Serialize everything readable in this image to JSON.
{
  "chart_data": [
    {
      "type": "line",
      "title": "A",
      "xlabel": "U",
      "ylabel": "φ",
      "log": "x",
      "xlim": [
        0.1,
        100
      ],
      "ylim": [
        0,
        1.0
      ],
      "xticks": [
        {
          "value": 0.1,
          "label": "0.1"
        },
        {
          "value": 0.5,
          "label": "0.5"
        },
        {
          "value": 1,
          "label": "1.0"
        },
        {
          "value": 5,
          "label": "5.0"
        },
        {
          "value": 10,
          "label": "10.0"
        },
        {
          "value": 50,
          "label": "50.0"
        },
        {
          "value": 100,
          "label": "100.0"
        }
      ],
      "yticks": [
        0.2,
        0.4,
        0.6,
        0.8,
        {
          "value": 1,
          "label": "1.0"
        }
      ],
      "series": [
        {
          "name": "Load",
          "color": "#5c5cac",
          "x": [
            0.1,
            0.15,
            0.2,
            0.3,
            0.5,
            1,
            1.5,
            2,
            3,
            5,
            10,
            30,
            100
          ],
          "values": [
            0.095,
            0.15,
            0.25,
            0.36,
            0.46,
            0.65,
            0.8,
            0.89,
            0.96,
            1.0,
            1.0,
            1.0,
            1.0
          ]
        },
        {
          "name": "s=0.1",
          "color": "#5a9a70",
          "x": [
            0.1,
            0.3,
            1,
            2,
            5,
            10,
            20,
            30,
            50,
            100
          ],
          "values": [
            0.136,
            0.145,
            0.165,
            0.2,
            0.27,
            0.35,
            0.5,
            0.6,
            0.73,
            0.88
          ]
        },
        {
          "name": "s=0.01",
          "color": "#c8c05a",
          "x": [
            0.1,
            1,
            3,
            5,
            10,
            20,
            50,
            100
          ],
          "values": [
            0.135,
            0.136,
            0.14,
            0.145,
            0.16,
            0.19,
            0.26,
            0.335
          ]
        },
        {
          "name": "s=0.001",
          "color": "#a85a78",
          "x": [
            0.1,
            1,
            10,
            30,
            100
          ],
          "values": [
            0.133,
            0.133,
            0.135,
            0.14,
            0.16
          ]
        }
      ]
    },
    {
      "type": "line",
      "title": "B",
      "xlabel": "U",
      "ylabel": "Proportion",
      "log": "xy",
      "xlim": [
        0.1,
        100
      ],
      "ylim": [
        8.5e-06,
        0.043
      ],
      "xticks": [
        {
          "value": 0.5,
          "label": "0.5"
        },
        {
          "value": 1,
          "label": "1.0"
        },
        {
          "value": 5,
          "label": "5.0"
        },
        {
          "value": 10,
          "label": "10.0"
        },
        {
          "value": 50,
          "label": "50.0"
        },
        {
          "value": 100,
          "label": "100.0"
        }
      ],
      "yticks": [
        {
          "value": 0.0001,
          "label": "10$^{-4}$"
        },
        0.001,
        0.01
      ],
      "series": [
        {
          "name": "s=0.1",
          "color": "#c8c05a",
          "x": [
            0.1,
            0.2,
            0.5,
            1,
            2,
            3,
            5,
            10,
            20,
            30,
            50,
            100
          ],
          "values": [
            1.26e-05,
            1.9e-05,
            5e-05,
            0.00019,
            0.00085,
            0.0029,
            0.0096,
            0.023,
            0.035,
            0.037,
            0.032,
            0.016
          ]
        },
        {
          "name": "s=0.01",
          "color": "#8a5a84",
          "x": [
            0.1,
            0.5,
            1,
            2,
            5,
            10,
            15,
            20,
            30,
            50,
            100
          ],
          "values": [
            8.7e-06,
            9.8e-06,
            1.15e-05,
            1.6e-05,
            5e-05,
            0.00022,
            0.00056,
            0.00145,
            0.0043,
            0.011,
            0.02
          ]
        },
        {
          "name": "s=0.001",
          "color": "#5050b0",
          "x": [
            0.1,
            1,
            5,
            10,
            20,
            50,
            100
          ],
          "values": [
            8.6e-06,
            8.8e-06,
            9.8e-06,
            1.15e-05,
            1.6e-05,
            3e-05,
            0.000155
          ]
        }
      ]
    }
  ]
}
★ ★ ★
Every line of the material must be returned exactly as it appears.

Serialize everything readable in this image to JSON.
{
  "chart_data": [
    {
      "type": "line",
      "title": "A",
      "xlabel": "U",
      "ylabel": "φ",
      "log": "x",
      "xlim": [
        0.1,
        100
      ],
      "ylim": [
        0,
        1.0
      ],
      "xticks": [
        {
          "value": 0.1,
          "label": "0.1"
        },
        {
          "value": 0.5,
          "label": "0.5"
        },
        {
          "value": 1,
          "label": "1.0"
        },
        {
          "value": 5,
          "label": "5.0"
        },
        {
          "value": 10,
          "label": "10.0"
        },
        {
          "value": 50,
          "label": "50.0"
        },
        {
          "value": 100,
          "label": "100.0"
        }
      ],
      "yticks": [
        0.2,
        0.4,
        0.6,
        0.8,
        {
          "value": 1,
          "label": "1.0"
        }
      ],
      "series": [
        {
          "name": "Load",
          "color": "#5c5cac",
          "x": [
            0.1,
            0.15,
            0.2,
            0.3,
            0.5,
            1,
            1.5,
            2,
            3,
            5,
            10,
            30,
            100
          ],
          "values": [
            0.095,
            0.15,
            0.25,
            0.36,
            0.46,
            0.65,
            0.8,
            0.89,
            0.96,
            1.0,
            1.0,
            1.0,
            1.0
          ]
        },
        {
          "name": "s=0.1",
          "color": "#5a9a70",
          "x": [
            0.1,
            0.3,
            1,
            2,
            5,
            10,
            20,
            30,
            50,
            100
          ],
          "values": [
            0.136,
            0.145,
            0.165,
            0.2,
            0.27,
            0.35,
            0.5,
            0.6,
            0.73,
            0.88
          ]
        },
        {
          "name": "s=0.01",
          "color": "#c8c05a",
          "x": [
            0.1,
            1,
            3,
            5,
            10,
            20,
            50,
            100
          ],
          "values": [
            0.135,
            0.136,
            0.14,
            0.145,
            0.16,
            0.19,
            0.26,
            0.335
          ]
        },
        {
          "name": "s=0.001",
          "color": "#a85a78",
          "x": [
            0.1,
            1,
            10,
            30,
            100
          ],
          "values": [
            0.133,
            0.133,
            0.135,
            0.14,
            0.16
          ]
        }
      ]
    },
    {
      "type": "line",
      "title": "B",
      "xlabel": "U",
      "ylabel": "Proportion",
      "log": "xy",
      "xlim": [
        0.1,
        100
      ],
      "ylim": [
        8.5e-06,
        0.043
      ],
      "xticks": [
        {
          "value": 0.5,
          "label": "0.5"
        },
        {
          "value": 1,
          "label": "1.0"
        },
        {
          "value": 5,
          "label": "5.0"
        },
        {
          "value": 10,
          "label": "10.0"
        },
        {
          "value": 50,
          "label": "50.0"
        },
        {
          "value": 100,
          "label": "100.0"
        }
      ],
      "yticks": [
        {
          "value": 0.0001,
          "label": "10$^{-4}$"
        },
        0.001,
        0.01
      ],
      "series": [
        {
          "name": "s=0.1",
          "color": "#c8c05a",
          "x": [
            0.1,
            0.2,
            0.5,
            1,
            2,
            3,
            5,
            10,
            20,
            30,
            50,
            100
          ],
          "values": [
            1.26e-05,
            1.9e-05,
            5e-05,
            0.00019,
            0.00085,
            0.0029,
            0.0096,
            0.023,
            0.035,
            0.037,
            0.032,
            0.016
          ]
        },
        {
          "name": "s=0.01",
          "color": "#8a5a84",
          "x": [
            0.1,
            0.5,
            1,
            2,
            5,
            10,
            15,
            20,
            30,
            50,
            100
          ],
          "values": [
            8.7e-06,
            9.8e-06,
            1.15e-05,
            1.6e-05,
            5e-05,
            0.00022,
            0.00056,
            0.00145,
            0.0043,
            0.011,
            0.02
          ]
        },
        {
          "name": "s=0.001",
          "color": "#5050b0",
          "x": [
            0.1,
            1,
            5,
            10,
            20,
            50,
            100
          ],
          "values": [
            8.6e-06,
            8.8e-06,
            9.8e-06,
            1.15e-05,
            1.6e-05,
            3e-05,
            0.000155
          ]
        }
      ]
    }
  ]
}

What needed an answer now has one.